▶ _What needs to be done_: Sift the material for lines containing "structured", and return them.

-- Start Records for the exercise --

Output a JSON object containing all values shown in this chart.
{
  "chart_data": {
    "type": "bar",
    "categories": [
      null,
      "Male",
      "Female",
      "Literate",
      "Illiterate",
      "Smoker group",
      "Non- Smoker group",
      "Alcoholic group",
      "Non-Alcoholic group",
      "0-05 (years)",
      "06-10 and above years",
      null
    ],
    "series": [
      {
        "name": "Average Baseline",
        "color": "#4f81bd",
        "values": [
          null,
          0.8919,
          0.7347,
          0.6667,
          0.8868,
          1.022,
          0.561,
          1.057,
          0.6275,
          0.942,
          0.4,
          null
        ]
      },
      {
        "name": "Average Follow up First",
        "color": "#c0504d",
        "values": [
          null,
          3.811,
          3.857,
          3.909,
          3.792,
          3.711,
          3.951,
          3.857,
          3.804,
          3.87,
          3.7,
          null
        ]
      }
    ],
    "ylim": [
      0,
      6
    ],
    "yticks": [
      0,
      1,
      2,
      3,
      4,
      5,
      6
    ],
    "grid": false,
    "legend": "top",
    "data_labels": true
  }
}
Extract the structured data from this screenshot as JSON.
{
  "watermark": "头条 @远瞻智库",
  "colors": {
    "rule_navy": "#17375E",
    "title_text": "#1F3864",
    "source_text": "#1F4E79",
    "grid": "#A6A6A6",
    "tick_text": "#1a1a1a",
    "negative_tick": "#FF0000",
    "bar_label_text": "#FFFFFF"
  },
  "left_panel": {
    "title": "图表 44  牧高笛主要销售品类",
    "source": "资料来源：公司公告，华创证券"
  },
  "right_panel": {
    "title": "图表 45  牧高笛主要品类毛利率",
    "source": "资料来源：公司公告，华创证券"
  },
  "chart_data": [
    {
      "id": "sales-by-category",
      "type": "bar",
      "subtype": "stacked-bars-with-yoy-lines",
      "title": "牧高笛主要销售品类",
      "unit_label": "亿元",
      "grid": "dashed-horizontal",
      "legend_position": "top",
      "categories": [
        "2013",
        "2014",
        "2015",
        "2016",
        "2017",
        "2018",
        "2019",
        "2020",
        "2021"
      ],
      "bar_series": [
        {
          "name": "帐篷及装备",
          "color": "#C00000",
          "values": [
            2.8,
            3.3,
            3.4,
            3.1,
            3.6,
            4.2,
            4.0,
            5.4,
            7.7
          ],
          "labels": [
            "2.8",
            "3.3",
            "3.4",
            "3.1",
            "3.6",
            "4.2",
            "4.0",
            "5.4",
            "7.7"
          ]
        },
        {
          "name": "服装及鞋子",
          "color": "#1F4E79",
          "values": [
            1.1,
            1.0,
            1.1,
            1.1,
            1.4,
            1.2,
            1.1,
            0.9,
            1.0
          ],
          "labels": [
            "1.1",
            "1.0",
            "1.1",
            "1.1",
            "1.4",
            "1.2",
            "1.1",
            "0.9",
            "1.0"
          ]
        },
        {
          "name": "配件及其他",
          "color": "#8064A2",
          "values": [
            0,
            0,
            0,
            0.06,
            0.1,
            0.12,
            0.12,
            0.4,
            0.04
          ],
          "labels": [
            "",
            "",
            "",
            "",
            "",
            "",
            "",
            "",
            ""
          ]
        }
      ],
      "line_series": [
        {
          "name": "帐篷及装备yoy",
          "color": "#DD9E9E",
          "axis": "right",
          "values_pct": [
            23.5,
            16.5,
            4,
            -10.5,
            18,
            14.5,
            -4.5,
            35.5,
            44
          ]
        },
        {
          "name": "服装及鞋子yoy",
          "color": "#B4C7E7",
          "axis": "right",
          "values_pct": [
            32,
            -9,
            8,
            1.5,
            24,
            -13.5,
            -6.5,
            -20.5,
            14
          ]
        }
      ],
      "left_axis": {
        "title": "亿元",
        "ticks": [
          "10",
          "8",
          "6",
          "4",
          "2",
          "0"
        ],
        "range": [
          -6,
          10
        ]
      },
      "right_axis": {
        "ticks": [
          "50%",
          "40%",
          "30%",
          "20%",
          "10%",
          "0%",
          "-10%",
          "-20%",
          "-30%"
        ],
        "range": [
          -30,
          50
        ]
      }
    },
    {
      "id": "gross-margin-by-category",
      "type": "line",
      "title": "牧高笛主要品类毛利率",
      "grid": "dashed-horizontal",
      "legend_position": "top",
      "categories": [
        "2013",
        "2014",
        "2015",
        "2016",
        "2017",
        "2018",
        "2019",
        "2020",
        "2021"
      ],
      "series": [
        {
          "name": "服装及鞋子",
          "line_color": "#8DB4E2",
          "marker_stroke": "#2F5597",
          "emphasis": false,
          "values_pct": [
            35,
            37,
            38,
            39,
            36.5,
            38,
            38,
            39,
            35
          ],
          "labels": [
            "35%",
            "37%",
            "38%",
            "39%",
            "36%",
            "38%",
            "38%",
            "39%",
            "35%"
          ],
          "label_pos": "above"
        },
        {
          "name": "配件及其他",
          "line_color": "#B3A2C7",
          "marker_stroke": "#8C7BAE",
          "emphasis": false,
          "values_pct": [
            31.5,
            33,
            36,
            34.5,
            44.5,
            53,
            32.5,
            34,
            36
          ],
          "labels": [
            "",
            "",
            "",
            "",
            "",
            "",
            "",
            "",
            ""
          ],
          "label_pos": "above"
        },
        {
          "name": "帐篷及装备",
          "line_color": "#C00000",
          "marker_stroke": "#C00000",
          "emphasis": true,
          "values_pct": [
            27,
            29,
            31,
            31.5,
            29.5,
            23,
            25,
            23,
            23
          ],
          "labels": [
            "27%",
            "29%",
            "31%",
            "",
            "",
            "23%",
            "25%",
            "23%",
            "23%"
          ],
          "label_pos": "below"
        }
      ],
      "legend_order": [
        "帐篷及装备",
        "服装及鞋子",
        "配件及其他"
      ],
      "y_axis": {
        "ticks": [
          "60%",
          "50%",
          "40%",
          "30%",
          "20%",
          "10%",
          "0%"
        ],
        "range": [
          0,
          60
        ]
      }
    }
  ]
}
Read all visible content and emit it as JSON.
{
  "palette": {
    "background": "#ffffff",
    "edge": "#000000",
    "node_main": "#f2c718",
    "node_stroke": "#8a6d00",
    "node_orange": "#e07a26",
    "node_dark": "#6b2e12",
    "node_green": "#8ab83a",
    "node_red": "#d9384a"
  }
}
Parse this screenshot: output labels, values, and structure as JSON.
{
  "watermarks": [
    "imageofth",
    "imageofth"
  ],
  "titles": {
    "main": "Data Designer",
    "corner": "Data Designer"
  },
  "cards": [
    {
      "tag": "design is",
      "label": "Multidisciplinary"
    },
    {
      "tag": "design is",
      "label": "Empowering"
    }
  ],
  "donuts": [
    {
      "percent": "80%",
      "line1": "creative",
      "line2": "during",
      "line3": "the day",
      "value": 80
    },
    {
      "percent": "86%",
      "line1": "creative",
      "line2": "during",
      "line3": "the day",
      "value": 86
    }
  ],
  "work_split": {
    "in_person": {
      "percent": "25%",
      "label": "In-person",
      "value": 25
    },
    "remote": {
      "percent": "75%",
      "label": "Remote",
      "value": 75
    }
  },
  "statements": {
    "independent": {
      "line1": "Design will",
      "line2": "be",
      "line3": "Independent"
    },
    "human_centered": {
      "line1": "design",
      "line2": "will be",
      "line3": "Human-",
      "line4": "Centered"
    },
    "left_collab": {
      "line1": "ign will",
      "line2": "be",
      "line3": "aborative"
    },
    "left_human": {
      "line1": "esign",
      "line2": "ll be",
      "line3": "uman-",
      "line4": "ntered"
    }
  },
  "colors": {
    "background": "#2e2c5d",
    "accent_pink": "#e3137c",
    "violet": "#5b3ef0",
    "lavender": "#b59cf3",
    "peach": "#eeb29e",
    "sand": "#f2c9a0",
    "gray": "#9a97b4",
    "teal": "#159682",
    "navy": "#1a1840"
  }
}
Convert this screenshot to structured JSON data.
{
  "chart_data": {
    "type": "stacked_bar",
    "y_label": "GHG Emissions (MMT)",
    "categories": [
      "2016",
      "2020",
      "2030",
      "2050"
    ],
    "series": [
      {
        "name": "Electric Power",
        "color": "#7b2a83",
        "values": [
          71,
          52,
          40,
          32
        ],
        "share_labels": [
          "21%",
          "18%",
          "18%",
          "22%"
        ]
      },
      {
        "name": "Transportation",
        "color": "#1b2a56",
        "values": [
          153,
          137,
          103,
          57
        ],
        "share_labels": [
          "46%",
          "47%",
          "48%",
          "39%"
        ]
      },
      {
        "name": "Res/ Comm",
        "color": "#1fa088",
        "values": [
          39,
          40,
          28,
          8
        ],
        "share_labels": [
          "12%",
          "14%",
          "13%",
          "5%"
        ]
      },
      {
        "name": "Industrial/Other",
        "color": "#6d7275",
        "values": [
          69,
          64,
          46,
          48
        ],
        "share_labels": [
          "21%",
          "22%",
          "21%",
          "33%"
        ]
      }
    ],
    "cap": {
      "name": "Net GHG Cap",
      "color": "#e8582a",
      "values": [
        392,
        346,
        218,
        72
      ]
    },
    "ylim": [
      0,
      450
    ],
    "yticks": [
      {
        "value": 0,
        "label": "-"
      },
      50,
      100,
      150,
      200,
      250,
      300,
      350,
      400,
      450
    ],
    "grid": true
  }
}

-- End Records for the exercise --

▶ _The result_:
Extract the structured data from this screenshot as JSON.
Convert this screenshot to structured JSON data.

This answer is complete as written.